THE RECORDS =>
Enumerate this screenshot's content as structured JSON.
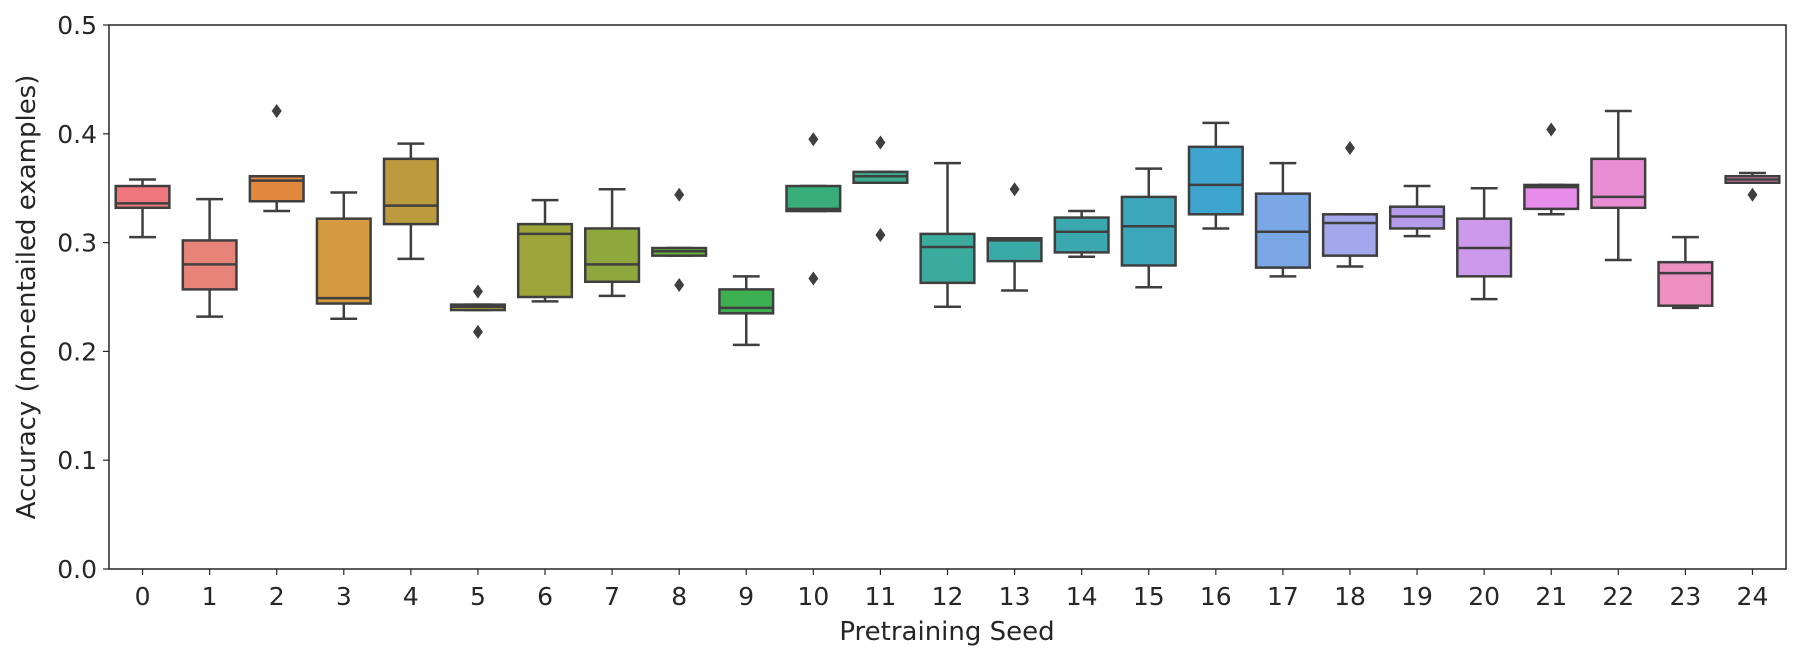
{
  "chart_data": {
    "type": "box",
    "title": "",
    "xlabel": "Pretraining Seed",
    "ylabel": "Accuracy (non-entailed examples)",
    "ylim": [
      0.0,
      0.5
    ],
    "yticks": [
      0.0,
      0.1,
      0.2,
      0.3,
      0.4,
      0.5
    ],
    "ytick_labels": [
      "0.0",
      "0.1",
      "0.2",
      "0.3",
      "0.4",
      "0.5"
    ],
    "grid": false,
    "categories": [
      "0",
      "1",
      "2",
      "3",
      "4",
      "5",
      "6",
      "7",
      "8",
      "9",
      "10",
      "11",
      "12",
      "13",
      "14",
      "15",
      "16",
      "17",
      "18",
      "19",
      "20",
      "21",
      "22",
      "23",
      "24"
    ],
    "boxes": [
      {
        "seed": "0",
        "color": "#f0777d",
        "whisker_low": 0.305,
        "q1": 0.332,
        "median": 0.336,
        "q3": 0.352,
        "whisker_high": 0.358,
        "outliers": []
      },
      {
        "seed": "1",
        "color": "#e8837a",
        "whisker_low": 0.232,
        "q1": 0.257,
        "median": 0.28,
        "q3": 0.302,
        "whisker_high": 0.34,
        "outliers": []
      },
      {
        "seed": "2",
        "color": "#e2883e",
        "whisker_low": 0.329,
        "q1": 0.338,
        "median": 0.357,
        "q3": 0.361,
        "whisker_high": 0.361,
        "outliers": [
          0.421
        ]
      },
      {
        "seed": "3",
        "color": "#d39a3f",
        "whisker_low": 0.23,
        "q1": 0.244,
        "median": 0.249,
        "q3": 0.322,
        "whisker_high": 0.346,
        "outliers": []
      },
      {
        "seed": "4",
        "color": "#bc9a3e",
        "whisker_low": 0.285,
        "q1": 0.317,
        "median": 0.334,
        "q3": 0.377,
        "whisker_high": 0.391,
        "outliers": []
      },
      {
        "seed": "5",
        "color": "#b9a53b",
        "whisker_low": 0.238,
        "q1": 0.238,
        "median": 0.241,
        "q3": 0.243,
        "whisker_high": 0.243,
        "outliers": [
          0.255,
          0.218
        ]
      },
      {
        "seed": "6",
        "color": "#9da43a",
        "whisker_low": 0.246,
        "q1": 0.25,
        "median": 0.308,
        "q3": 0.317,
        "whisker_high": 0.339,
        "outliers": []
      },
      {
        "seed": "7",
        "color": "#8fa83e",
        "whisker_low": 0.251,
        "q1": 0.264,
        "median": 0.28,
        "q3": 0.313,
        "whisker_high": 0.349,
        "outliers": []
      },
      {
        "seed": "8",
        "color": "#6cb53d",
        "whisker_low": 0.288,
        "q1": 0.288,
        "median": 0.292,
        "q3": 0.295,
        "whisker_high": 0.295,
        "outliers": [
          0.344,
          0.261
        ]
      },
      {
        "seed": "9",
        "color": "#3db052",
        "whisker_low": 0.206,
        "q1": 0.235,
        "median": 0.24,
        "q3": 0.257,
        "whisker_high": 0.269,
        "outliers": []
      },
      {
        "seed": "10",
        "color": "#39ad78",
        "whisker_low": 0.329,
        "q1": 0.329,
        "median": 0.331,
        "q3": 0.352,
        "whisker_high": 0.352,
        "outliers": [
          0.395,
          0.267
        ]
      },
      {
        "seed": "11",
        "color": "#39ad8e",
        "whisker_low": 0.355,
        "q1": 0.355,
        "median": 0.361,
        "q3": 0.365,
        "whisker_high": 0.365,
        "outliers": [
          0.392,
          0.307
        ]
      },
      {
        "seed": "12",
        "color": "#3aab9c",
        "whisker_low": 0.241,
        "q1": 0.263,
        "median": 0.296,
        "q3": 0.308,
        "whisker_high": 0.373,
        "outliers": []
      },
      {
        "seed": "13",
        "color": "#3aaaa6",
        "whisker_low": 0.256,
        "q1": 0.283,
        "median": 0.302,
        "q3": 0.304,
        "whisker_high": 0.304,
        "outliers": [
          0.349
        ]
      },
      {
        "seed": "14",
        "color": "#3ba8af",
        "whisker_low": 0.287,
        "q1": 0.291,
        "median": 0.31,
        "q3": 0.323,
        "whisker_high": 0.329,
        "outliers": []
      },
      {
        "seed": "15",
        "color": "#3ca6bb",
        "whisker_low": 0.259,
        "q1": 0.279,
        "median": 0.315,
        "q3": 0.342,
        "whisker_high": 0.368,
        "outliers": []
      },
      {
        "seed": "16",
        "color": "#3ea5cf",
        "whisker_low": 0.313,
        "q1": 0.326,
        "median": 0.353,
        "q3": 0.388,
        "whisker_high": 0.41,
        "outliers": []
      },
      {
        "seed": "17",
        "color": "#7aa8e6",
        "whisker_low": 0.269,
        "q1": 0.277,
        "median": 0.31,
        "q3": 0.345,
        "whisker_high": 0.373,
        "outliers": []
      },
      {
        "seed": "18",
        "color": "#a3a7ec",
        "whisker_low": 0.278,
        "q1": 0.288,
        "median": 0.318,
        "q3": 0.326,
        "whisker_high": 0.326,
        "outliers": [
          0.387
        ]
      },
      {
        "seed": "19",
        "color": "#b49ceb",
        "whisker_low": 0.306,
        "q1": 0.313,
        "median": 0.324,
        "q3": 0.333,
        "whisker_high": 0.352,
        "outliers": []
      },
      {
        "seed": "20",
        "color": "#cd9aeb",
        "whisker_low": 0.248,
        "q1": 0.269,
        "median": 0.295,
        "q3": 0.322,
        "whisker_high": 0.35,
        "outliers": []
      },
      {
        "seed": "21",
        "color": "#e58de8",
        "whisker_low": 0.326,
        "q1": 0.331,
        "median": 0.351,
        "q3": 0.353,
        "whisker_high": 0.353,
        "outliers": [
          0.404
        ]
      },
      {
        "seed": "22",
        "color": "#e88dd3",
        "whisker_low": 0.284,
        "q1": 0.332,
        "median": 0.342,
        "q3": 0.377,
        "whisker_high": 0.421,
        "outliers": []
      },
      {
        "seed": "23",
        "color": "#ec8fc1",
        "whisker_low": 0.24,
        "q1": 0.242,
        "median": 0.272,
        "q3": 0.282,
        "whisker_high": 0.305,
        "outliers": []
      },
      {
        "seed": "24",
        "color": "#ef8fb4",
        "whisker_low": 0.355,
        "q1": 0.355,
        "median": 0.358,
        "q3": 0.361,
        "whisker_high": 0.364,
        "outliers": [
          0.344
        ]
      }
    ],
    "line_color": "#3f3f3f"
  }
}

DESCRIPTION OF THE TASK =>
Reproduce all of the data exactly, omitting each picture it holds.

COMPLETED TASK =>
Enumerate this screenshot's content as structured JSON.
{
  "chart_data": {
    "type": "box",
    "title": "",
    "xlabel": "Pretraining Seed",
    "ylabel": "Accuracy (non-entailed examples)",
    "ylim": [
      0.0,
      0.5
    ],
    "yticks": [
      0.0,
      0.1,
      0.2,
      0.3,
      0.4,
      0.5
    ],
    "ytick_labels": [
      "0.0",
      "0.1",
      "0.2",
      "0.3",
      "0.4",
      "0.5"
    ],
    "grid": false,
    "categories": [
      "0",
      "1",
      "2",
      "3",
      "4",
      "5",
      "6",
      "7",
      "8",
      "9",
      "10",
      "11",
      "12",
      "13",
      "14",
      "15",
      "16",
      "17",
      "18",
      "19",
      "20",
      "21",
      "22",
      "23",
      "24"
    ],
    "boxes": [
      {
        "seed": "0",
        "color": "#f0777d",
        "whisker_low": 0.305,
        "q1": 0.332,
        "median": 0.336,
        "q3": 0.352,
        "whisker_high": 0.358,
        "outliers": []
      },
      {
        "seed": "1",
        "color": "#e8837a",
        "whisker_low": 0.232,
        "q1": 0.257,
        "median": 0.28,
        "q3": 0.302,
        "whisker_high": 0.34,
        "outliers": []
      },
      {
        "seed": "2",
        "color": "#e2883e",
        "whisker_low": 0.329,
        "q1": 0.338,
        "median": 0.357,
        "q3": 0.361,
        "whisker_high": 0.361,
        "outliers": [
          0.421
        ]
      },
      {
        "seed": "3",
        "color": "#d39a3f",
        "whisker_low": 0.23,
        "q1": 0.244,
        "median": 0.249,
        "q3": 0.322,
        "whisker_high": 0.346,
        "outliers": []
      },
      {
        "seed": "4",
        "color": "#bc9a3e",
        "whisker_low": 0.285,
        "q1": 0.317,
        "median": 0.334,
        "q3": 0.377,
        "whisker_high": 0.391,
        "outliers": []
      },
      {
        "seed": "5",
        "color": "#b9a53b",
        "whisker_low": 0.238,
        "q1": 0.238,
        "median": 0.241,
        "q3": 0.243,
        "whisker_high": 0.243,
        "outliers": [
          0.255,
          0.218
        ]
      },
      {
        "seed": "6",
        "color": "#9da43a",
        "whisker_low": 0.246,
        "q1": 0.25,
        "median": 0.308,
        "q3": 0.317,
        "whisker_high": 0.339,
        "outliers": []
      },
      {
        "seed": "7",
        "color": "#8fa83e",
        "whisker_low": 0.251,
        "q1": 0.264,
        "median": 0.28,
        "q3": 0.313,
        "whisker_high": 0.349,
        "outliers": []
      },
      {
        "seed": "8",
        "color": "#6cb53d",
        "whisker_low": 0.288,
        "q1": 0.288,
        "median": 0.292,
        "q3": 0.295,
        "whisker_high": 0.295,
        "outliers": [
          0.344,
          0.261
        ]
      },
      {
        "seed": "9",
        "color": "#3db052",
        "whisker_low": 0.206,
        "q1": 0.235,
        "median": 0.24,
        "q3": 0.257,
        "whisker_high": 0.269,
        "outliers": []
      },
      {
        "seed": "10",
        "color": "#39ad78",
        "whisker_low": 0.329,
        "q1": 0.329,
        "median": 0.331,
        "q3": 0.352,
        "whisker_high": 0.352,
        "outliers": [
          0.395,
          0.267
        ]
      },
      {
        "seed": "11",
        "color": "#39ad8e",
        "whisker_low": 0.355,
        "q1": 0.355,
        "median": 0.361,
        "q3": 0.365,
        "whisker_high": 0.365,
        "outliers": [
          0.392,
          0.307
        ]
      },
      {
        "seed": "12",
        "color": "#3aab9c",
        "whisker_low": 0.241,
        "q1": 0.263,
        "median": 0.296,
        "q3": 0.308,
        "whisker_high": 0.373,
        "outliers": []
      },
      {
        "seed": "13",
        "color": "#3aaaa6",
        "whisker_low": 0.256,
        "q1": 0.283,
        "median": 0.302,
        "q3": 0.304,
        "whisker_high": 0.304,
        "outliers": [
          0.349
        ]
      },
      {
        "seed": "14",
        "color": "#3ba8af",
        "whisker_low": 0.287,
        "q1": 0.291,
        "median": 0.31,
        "q3": 0.323,
        "whisker_high": 0.329,
        "outliers": []
      },
      {
        "seed": "15",
        "color": "#3ca6bb",
        "whisker_low": 0.259,
        "q1": 0.279,
        "median": 0.315,
        "q3": 0.342,
        "whisker_high": 0.368,
        "outliers": []
      },
      {
        "seed": "16",
        "color": "#3ea5cf",
        "whisker_low": 0.313,
        "q1": 0.326,
        "median": 0.353,
        "q3": 0.388,
        "whisker_high": 0.41,
        "outliers": []
      },
      {
        "seed": "17",
        "color": "#7aa8e6",
        "whisker_low": 0.269,
        "q1": 0.277,
        "median": 0.31,
        "q3": 0.345,
        "whisker_high": 0.373,
        "outliers": []
      },
      {
        "seed": "18",
        "color": "#a3a7ec",
        "whisker_low": 0.278,
        "q1": 0.288,
        "median": 0.318,
        "q3": 0.326,
        "whisker_high": 0.326,
        "outliers": [
          0.387
        ]
      },
      {
        "seed": "19",
        "color": "#b49ceb",
        "whisker_low": 0.306,
        "q1": 0.313,
        "median": 0.324,
        "q3": 0.333,
        "whisker_high": 0.352,
        "outliers": []
      },
      {
        "seed": "20",
        "color": "#cd9aeb",
        "whisker_low": 0.248,
        "q1": 0.269,
        "median": 0.295,
        "q3": 0.322,
        "whisker_high": 0.35,
        "outliers": []
      },
      {
        "seed": "21",
        "color": "#e58de8",
        "whisker_low": 0.326,
        "q1": 0.331,
        "median": 0.351,
        "q3": 0.353,
        "whisker_high": 0.353,
        "outliers": [
          0.404
        ]
      },
      {
        "seed": "22",
        "color": "#e88dd3",
        "whisker_low": 0.284,
        "q1": 0.332,
        "median": 0.342,
        "q3": 0.377,
        "whisker_high": 0.421,
        "outliers": []
      },
      {
        "seed": "23",
        "color": "#ec8fc1",
        "whisker_low": 0.24,
        "q1": 0.242,
        "median": 0.272,
        "q3": 0.282,
        "whisker_high": 0.305,
        "outliers": []
      },
      {
        "seed": "24",
        "color": "#ef8fb4",
        "whisker_low": 0.355,
        "q1": 0.355,
        "median": 0.358,
        "q3": 0.361,
        "whisker_high": 0.364,
        "outliers": [
          0.344
        ]
      }
    ],
    "line_color": "#3f3f3f"
  }
}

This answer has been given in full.